Objective: Can you give all the records again without altering a single character?

____

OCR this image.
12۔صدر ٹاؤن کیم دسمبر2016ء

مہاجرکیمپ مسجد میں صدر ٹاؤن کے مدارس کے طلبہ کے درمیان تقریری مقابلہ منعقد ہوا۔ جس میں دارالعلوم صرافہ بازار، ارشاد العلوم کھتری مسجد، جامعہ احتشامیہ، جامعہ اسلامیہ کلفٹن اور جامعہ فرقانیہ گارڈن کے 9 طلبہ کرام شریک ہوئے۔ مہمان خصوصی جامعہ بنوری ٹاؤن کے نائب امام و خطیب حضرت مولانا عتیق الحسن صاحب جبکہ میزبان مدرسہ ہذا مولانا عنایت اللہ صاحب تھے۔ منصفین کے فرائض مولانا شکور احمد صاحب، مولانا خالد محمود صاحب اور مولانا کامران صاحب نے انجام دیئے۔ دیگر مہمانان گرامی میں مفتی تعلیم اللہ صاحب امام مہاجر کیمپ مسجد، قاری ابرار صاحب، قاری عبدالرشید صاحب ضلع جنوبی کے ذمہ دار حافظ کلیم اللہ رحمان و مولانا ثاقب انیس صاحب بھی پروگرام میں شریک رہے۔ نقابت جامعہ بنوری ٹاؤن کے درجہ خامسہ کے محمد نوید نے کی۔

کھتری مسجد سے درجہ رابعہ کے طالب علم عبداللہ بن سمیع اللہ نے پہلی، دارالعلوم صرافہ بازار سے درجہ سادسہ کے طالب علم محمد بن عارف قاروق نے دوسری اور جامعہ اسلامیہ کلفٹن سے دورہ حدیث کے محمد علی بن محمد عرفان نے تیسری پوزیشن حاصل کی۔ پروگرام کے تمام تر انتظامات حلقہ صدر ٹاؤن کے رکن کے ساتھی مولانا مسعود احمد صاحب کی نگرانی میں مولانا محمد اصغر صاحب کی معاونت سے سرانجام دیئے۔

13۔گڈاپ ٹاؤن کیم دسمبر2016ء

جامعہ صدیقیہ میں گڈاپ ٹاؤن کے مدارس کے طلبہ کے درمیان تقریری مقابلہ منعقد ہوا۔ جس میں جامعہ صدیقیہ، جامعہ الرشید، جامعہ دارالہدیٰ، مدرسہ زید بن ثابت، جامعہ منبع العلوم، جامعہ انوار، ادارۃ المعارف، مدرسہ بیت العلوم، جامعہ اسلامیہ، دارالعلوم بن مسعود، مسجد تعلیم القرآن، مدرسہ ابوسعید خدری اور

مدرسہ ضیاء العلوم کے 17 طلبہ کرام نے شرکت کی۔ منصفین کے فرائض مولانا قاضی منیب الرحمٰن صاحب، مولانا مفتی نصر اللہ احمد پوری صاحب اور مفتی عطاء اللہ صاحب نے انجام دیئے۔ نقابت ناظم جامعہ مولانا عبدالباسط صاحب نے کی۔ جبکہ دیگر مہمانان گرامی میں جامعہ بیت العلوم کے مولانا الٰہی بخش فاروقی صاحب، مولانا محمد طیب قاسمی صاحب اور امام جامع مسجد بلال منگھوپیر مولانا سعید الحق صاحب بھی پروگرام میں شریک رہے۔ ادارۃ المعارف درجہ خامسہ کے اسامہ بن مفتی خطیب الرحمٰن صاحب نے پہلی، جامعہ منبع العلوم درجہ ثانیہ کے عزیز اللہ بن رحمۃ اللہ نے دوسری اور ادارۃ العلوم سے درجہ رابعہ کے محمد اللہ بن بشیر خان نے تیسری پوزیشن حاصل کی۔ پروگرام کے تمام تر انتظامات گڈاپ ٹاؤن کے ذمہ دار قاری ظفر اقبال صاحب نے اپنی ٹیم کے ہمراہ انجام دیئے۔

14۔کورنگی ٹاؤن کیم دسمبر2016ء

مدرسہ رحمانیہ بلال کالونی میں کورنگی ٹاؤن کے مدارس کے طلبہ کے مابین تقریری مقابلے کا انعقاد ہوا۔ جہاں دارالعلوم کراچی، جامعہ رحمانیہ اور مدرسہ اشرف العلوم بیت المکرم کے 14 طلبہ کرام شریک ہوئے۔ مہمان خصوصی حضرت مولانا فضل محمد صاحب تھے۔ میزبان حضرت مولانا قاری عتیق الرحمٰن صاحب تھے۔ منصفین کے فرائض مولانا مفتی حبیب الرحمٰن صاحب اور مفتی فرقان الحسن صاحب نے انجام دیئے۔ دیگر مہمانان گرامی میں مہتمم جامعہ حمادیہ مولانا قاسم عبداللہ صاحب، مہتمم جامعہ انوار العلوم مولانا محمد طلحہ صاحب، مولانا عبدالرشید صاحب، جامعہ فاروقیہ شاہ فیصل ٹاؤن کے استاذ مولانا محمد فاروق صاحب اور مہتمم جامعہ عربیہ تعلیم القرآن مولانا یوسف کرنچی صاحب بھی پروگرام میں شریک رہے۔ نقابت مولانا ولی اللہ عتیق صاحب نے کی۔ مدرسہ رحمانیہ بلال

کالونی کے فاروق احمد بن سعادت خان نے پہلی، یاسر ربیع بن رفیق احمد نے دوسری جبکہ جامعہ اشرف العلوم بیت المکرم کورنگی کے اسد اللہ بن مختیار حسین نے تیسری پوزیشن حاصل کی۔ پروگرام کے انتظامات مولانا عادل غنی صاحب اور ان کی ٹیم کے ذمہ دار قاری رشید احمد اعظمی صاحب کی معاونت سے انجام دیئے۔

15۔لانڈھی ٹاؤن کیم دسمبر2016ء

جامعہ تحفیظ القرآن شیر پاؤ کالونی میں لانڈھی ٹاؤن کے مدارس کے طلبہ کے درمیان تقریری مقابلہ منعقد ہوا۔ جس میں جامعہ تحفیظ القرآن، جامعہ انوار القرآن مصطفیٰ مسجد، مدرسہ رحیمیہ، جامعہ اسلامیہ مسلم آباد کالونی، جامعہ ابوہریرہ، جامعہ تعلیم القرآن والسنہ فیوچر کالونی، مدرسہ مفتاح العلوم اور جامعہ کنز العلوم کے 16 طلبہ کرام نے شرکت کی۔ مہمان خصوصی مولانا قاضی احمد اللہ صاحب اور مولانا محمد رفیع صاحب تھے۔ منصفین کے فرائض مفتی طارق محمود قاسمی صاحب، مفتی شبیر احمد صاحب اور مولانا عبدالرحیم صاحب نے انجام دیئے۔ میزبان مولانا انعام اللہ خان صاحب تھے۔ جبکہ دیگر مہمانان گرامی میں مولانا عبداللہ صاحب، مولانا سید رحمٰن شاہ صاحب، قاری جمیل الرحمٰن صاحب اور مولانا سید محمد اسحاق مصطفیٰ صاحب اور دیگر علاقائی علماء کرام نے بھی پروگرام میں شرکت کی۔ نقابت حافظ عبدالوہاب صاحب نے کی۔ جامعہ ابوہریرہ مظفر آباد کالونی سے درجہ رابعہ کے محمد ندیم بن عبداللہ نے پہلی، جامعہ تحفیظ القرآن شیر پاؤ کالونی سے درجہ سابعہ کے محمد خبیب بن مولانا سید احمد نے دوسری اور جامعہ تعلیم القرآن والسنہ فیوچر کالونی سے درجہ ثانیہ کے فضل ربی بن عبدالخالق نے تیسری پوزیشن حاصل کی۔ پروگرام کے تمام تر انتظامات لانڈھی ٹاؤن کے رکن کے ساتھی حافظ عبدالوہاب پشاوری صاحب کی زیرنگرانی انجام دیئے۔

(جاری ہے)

____

Full answer:
OCR this image.
12۔صدر ٹاؤن کیم دسمبر2016ء

مہاجرکیمپ مسجد میں صدر ٹاؤن کے مدارس کے طلبہ کے درمیان تقریری مقابلہ منعقد ہوا۔ جس میں دارالعلوم صرافہ بازار، ارشاد العلوم کھتری مسجد، جامعہ احتشامیہ، جامعہ اسلامیہ کلفٹن اور جامعہ فرقانیہ گارڈن کے 9 طلبہ کرام شریک ہوئے۔ مہمان خصوصی جامعہ بنوری ٹاؤن کے نائب امام و خطیب حضرت مولانا عتیق الحسن صاحب جبکہ میزبان مدرسہ ہذا مولانا عنایت اللہ صاحب تھے۔ منصفین کے فرائض مولانا شکور احمد صاحب، مولانا خالد محمود صاحب اور مولانا کامران صاحب نے انجام دیئے۔ دیگر مہمانان گرامی میں مفتی تعلیم اللہ صاحب امام مہاجر کیمپ مسجد، قاری ابرار صاحب، قاری عبدالرشید صاحب ضلع جنوبی کے ذمہ دار حافظ کلیم اللہ رحمان و مولانا ثاقب انیس صاحب بھی پروگرام میں شریک رہے۔ نقابت جامعہ بنوری ٹاؤن کے درجہ خامسہ کے محمد نوید نے کی۔

کھتری مسجد سے درجہ رابعہ کے طالب علم عبداللہ بن سمیع اللہ نے پہلی، دارالعلوم صرافہ بازار سے درجہ سادسہ کے طالب علم محمد بن عارف قاروق نے دوسری اور جامعہ اسلامیہ کلفٹن سے دورہ حدیث کے محمد علی بن محمد عرفان نے تیسری پوزیشن حاصل کی۔ پروگرام کے تمام تر انتظامات حلقہ صدر ٹاؤن کے رکن کے ساتھی مولانا مسعود احمد صاحب کی نگرانی میں مولانا محمد اصغر صاحب کی معاونت سے سرانجام دیئے۔

13۔گڈاپ ٹاؤن کیم دسمبر2016ء

جامعہ صدیقیہ میں گڈاپ ٹاؤن کے مدارس کے طلبہ کے درمیان تقریری مقابلہ منعقد ہوا۔ جس میں جامعہ صدیقیہ، جامعہ الرشید، جامعہ دارالہدیٰ، مدرسہ زید بن ثابت، جامعہ منبع العلوم، جامعہ انوار، ادارۃ المعارف، مدرسہ بیت العلوم، جامعہ اسلامیہ، دارالعلوم بن مسعود، مسجد تعلیم القرآن، مدرسہ ابوسعید خدری اور

مدرسہ ضیاء العلوم کے 17 طلبہ کرام نے شرکت کی۔ منصفین کے فرائض مولانا قاضی منیب الرحمٰن صاحب، مولانا مفتی نصر اللہ احمد پوری صاحب اور مفتی عطاء اللہ صاحب نے انجام دیئے۔ نقابت ناظم جامعہ مولانا عبدالباسط صاحب نے کی۔ جبکہ دیگر مہمانان گرامی میں جامعہ بیت العلوم کے مولانا الٰہی بخش فاروقی صاحب، مولانا محمد طیب قاسمی صاحب اور امام جامع مسجد بلال منگھوپیر مولانا سعید الحق صاحب بھی پروگرام میں شریک رہے۔ ادارۃ المعارف درجہ خامسہ کے اسامہ بن مفتی خطیب الرحمٰن صاحب نے پہلی، جامعہ منبع العلوم درجہ ثانیہ کے عزیز اللہ بن رحمۃ اللہ نے دوسری اور ادارۃ العلوم سے درجہ رابعہ کے محمد اللہ بن بشیر خان نے تیسری پوزیشن حاصل کی۔ پروگرام کے تمام تر انتظامات گڈاپ ٹاؤن کے ذمہ دار قاری ظفر اقبال صاحب نے اپنی ٹیم کے ہمراہ انجام دیئے۔

14۔کورنگی ٹاؤن کیم دسمبر2016ء

مدرسہ رحمانیہ بلال کالونی میں کورنگی ٹاؤن کے مدارس کے طلبہ کے مابین تقریری مقابلے کا انعقاد ہوا۔ جہاں دارالعلوم کراچی، جامعہ رحمانیہ اور مدرسہ اشرف العلوم بیت المکرم کے 14 طلبہ کرام شریک ہوئے۔ مہمان خصوصی حضرت مولانا فضل محمد صاحب تھے۔ میزبان حضرت مولانا قاری عتیق الرحمٰن صاحب تھے۔ منصفین کے فرائض مولانا مفتی حبیب الرحمٰن صاحب اور مفتی فرقان الحسن صاحب نے انجام دیئے۔ دیگر مہمانان گرامی میں مہتمم جامعہ حمادیہ مولانا قاسم عبداللہ صاحب، مہتمم جامعہ انوار العلوم مولانا محمد طلحہ صاحب، مولانا عبدالرشید صاحب، جامعہ فاروقیہ شاہ فیصل ٹاؤن کے استاذ مولانا محمد فاروق صاحب اور مہتمم جامعہ عربیہ تعلیم القرآن مولانا یوسف کرنچی صاحب بھی پروگرام میں شریک رہے۔ نقابت مولانا ولی اللہ عتیق صاحب نے کی۔ مدرسہ رحمانیہ بلال

کالونی کے فاروق احمد بن سعادت خان نے پہلی، یاسر ربیع بن رفیق احمد نے دوسری جبکہ جامعہ اشرف العلوم بیت المکرم کورنگی کے اسد اللہ بن مختیار حسین نے تیسری پوزیشن حاصل کی۔ پروگرام کے انتظامات مولانا عادل غنی صاحب اور ان کی ٹیم کے ذمہ دار قاری رشید احمد اعظمی صاحب کی معاونت سے انجام دیئے۔

15۔لانڈھی ٹاؤن کیم دسمبر2016ء

جامعہ تحفیظ القرآن شیر پاؤ کالونی میں لانڈھی ٹاؤن کے مدارس کے طلبہ کے درمیان تقریری مقابلہ منعقد ہوا۔ جس میں جامعہ تحفیظ القرآن، جامعہ انوار القرآن مصطفیٰ مسجد، مدرسہ رحیمیہ، جامعہ اسلامیہ مسلم آباد کالونی، جامعہ ابوہریرہ، جامعہ تعلیم القرآن والسنہ فیوچر کالونی، مدرسہ مفتاح العلوم اور جامعہ کنز العلوم کے 16 طلبہ کرام نے شرکت کی۔ مہمان خصوصی مولانا قاضی احمد اللہ صاحب اور مولانا محمد رفیع صاحب تھے۔ منصفین کے فرائض مفتی طارق محمود قاسمی صاحب، مفتی شبیر احمد صاحب اور مولانا عبدالرحیم صاحب نے انجام دیئے۔ میزبان مولانا انعام اللہ خان صاحب تھے۔ جبکہ دیگر مہمانان گرامی میں مولانا عبداللہ صاحب، مولانا سید رحمٰن شاہ صاحب، قاری جمیل الرحمٰن صاحب اور مولانا سید محمد اسحاق مصطفیٰ صاحب اور دیگر علاقائی علماء کرام نے بھی پروگرام میں شرکت کی۔ نقابت حافظ عبدالوہاب صاحب نے کی۔ جامعہ ابوہریرہ مظفر آباد کالونی سے درجہ رابعہ کے محمد ندیم بن عبداللہ نے پہلی، جامعہ تحفیظ القرآن شیر پاؤ کالونی سے درجہ سابعہ کے محمد خبیب بن مولانا سید احمد نے دوسری اور جامعہ تعلیم القرآن والسنہ فیوچر کالونی سے درجہ ثانیہ کے فضل ربی بن عبدالخالق نے تیسری پوزیشن حاصل کی۔ پروگرام کے تمام تر انتظامات لانڈھی ٹاؤن کے رکن کے ساتھی حافظ عبدالوہاب پشاوری صاحب کی زیرنگرانی انجام دیئے۔

(جاری ہے)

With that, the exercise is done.